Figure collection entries
####################

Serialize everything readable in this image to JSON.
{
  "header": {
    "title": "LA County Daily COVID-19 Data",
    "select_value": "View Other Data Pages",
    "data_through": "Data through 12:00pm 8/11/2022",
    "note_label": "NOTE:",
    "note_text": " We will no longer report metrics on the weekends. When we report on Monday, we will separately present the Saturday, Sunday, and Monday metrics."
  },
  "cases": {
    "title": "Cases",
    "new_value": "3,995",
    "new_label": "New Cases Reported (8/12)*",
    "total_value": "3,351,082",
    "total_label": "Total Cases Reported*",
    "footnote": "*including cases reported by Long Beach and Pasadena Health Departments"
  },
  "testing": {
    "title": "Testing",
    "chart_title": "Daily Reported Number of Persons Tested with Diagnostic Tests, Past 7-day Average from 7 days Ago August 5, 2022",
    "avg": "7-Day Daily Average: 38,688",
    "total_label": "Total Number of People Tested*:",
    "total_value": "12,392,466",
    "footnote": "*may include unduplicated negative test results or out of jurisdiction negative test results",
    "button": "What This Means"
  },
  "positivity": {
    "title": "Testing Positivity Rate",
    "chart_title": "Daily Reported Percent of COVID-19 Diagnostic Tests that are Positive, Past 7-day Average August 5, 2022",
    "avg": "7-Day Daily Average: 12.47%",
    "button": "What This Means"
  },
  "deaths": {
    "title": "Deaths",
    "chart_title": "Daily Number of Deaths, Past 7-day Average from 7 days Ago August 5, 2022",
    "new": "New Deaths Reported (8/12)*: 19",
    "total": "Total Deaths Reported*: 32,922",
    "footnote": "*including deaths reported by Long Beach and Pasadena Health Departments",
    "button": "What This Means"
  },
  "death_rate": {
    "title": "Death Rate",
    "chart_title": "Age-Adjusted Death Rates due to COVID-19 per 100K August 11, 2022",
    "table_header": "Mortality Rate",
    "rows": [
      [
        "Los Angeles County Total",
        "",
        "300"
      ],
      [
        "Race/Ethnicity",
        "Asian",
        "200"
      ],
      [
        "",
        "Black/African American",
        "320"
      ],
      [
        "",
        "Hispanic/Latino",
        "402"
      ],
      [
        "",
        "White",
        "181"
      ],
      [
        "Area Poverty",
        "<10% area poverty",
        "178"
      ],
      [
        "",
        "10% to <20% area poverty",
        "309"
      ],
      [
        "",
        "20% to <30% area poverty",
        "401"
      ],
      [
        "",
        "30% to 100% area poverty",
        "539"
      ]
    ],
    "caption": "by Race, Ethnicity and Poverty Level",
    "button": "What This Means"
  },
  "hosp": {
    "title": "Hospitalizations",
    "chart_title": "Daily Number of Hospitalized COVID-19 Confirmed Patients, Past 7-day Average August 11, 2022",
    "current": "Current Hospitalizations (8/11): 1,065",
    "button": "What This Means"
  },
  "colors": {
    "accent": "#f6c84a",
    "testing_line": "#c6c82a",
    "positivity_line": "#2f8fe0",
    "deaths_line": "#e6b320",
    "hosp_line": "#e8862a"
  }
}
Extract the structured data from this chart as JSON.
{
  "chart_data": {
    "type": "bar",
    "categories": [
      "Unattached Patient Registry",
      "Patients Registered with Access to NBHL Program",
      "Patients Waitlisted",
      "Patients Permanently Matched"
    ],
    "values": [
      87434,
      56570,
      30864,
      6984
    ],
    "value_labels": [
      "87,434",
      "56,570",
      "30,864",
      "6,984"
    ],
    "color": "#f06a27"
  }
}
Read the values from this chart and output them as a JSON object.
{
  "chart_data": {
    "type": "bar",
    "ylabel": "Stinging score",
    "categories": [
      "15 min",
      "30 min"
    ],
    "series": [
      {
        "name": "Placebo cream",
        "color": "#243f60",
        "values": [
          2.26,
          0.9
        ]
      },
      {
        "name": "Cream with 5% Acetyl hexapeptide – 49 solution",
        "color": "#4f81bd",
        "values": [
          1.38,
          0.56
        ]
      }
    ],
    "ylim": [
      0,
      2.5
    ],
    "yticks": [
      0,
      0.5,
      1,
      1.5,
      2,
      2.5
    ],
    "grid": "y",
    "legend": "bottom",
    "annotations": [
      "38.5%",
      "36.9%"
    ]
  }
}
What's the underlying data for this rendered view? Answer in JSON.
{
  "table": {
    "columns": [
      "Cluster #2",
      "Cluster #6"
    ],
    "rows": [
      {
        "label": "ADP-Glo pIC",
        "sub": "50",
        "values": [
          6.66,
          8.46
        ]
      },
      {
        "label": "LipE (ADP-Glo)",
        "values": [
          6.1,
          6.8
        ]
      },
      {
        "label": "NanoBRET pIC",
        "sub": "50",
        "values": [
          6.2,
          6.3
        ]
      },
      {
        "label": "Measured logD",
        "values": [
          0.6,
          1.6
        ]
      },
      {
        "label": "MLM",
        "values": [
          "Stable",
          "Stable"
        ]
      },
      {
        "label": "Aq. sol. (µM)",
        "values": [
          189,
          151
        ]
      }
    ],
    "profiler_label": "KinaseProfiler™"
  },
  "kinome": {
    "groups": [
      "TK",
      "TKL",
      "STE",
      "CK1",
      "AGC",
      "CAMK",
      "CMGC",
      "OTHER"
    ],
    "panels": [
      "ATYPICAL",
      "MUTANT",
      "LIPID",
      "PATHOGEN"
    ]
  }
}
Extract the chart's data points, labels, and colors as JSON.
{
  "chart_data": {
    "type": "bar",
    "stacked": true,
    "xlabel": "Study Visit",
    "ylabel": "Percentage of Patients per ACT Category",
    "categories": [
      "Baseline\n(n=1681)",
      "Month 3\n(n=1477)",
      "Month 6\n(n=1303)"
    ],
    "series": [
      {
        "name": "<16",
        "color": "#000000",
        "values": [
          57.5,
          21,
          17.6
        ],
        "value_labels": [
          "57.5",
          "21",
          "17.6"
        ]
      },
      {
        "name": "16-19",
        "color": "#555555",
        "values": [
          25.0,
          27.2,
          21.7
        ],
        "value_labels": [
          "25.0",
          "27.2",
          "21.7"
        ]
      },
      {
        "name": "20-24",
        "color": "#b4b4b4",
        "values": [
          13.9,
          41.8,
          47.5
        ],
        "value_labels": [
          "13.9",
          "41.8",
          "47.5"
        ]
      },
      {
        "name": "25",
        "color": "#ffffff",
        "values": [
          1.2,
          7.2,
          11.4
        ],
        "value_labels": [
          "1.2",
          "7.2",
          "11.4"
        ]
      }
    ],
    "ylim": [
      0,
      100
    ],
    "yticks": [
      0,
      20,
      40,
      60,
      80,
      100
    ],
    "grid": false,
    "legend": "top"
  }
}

####################

* WORK INSTRUCTION
Please copy every line in the entries where "JSON" appears.

* SOLUTION
Serialize everything readable in this image to JSON.
Extract the structured data from this chart as JSON.
Read the values from this chart and output them as a JSON object.
What's the underlying data for this rendered view? Answer in JSON.
Extract the chart's data points, labels, and colors as JSON.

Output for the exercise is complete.